■ **Record extracts**

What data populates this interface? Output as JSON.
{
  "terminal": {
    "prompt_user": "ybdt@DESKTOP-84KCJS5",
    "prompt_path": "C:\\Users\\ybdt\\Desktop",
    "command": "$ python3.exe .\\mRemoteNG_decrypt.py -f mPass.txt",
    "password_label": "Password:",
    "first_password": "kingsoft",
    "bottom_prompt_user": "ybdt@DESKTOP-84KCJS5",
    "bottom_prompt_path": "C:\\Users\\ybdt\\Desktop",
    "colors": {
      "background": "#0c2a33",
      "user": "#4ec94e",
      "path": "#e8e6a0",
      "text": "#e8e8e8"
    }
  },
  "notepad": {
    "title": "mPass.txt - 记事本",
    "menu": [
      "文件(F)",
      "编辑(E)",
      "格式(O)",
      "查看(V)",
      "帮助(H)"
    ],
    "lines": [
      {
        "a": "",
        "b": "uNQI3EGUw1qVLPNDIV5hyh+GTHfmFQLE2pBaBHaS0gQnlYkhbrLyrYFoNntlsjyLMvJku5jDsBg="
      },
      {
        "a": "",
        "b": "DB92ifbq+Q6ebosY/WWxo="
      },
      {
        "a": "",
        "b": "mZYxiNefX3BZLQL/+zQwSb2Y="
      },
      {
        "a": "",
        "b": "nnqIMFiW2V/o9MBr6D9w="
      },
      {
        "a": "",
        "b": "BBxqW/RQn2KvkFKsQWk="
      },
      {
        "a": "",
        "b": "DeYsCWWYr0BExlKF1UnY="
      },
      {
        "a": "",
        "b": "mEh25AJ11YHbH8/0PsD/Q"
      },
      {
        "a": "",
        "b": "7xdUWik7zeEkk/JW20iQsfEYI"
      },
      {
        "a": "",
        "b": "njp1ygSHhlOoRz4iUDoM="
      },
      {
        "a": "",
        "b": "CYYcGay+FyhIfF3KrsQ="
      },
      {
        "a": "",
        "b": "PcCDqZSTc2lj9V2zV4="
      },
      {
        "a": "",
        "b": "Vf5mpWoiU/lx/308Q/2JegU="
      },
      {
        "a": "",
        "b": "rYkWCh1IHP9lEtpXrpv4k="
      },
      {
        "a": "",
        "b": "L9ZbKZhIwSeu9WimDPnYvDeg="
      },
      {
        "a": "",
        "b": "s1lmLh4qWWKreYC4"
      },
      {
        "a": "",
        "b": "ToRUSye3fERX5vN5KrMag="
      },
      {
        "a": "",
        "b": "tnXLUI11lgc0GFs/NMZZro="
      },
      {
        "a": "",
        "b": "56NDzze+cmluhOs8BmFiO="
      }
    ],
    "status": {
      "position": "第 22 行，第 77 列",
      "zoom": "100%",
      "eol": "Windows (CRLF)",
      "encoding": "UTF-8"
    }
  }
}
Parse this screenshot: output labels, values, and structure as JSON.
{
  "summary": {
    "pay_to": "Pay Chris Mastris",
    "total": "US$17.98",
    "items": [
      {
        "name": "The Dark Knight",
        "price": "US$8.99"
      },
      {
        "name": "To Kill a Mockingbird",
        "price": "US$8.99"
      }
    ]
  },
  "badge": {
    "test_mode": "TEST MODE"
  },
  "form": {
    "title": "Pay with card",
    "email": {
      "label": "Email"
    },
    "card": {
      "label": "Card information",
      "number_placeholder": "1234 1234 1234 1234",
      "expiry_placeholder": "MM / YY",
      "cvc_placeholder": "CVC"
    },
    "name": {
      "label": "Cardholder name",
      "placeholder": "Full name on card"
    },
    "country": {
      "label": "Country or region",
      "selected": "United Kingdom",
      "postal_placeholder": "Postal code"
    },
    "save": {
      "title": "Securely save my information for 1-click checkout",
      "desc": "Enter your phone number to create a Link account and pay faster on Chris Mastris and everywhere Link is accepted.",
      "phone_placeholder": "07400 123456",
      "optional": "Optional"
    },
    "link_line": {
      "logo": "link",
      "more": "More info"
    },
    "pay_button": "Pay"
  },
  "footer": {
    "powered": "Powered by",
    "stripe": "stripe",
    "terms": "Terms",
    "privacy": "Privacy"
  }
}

■ **What you have to do**
Copy each line of the entries that includes the word "mPass".

■ **Written response**
    "command": "$ python3.exe .\\mRemoteNG_decrypt.py -f mPass.txt",
    "title": "mPass.txt - 记事本",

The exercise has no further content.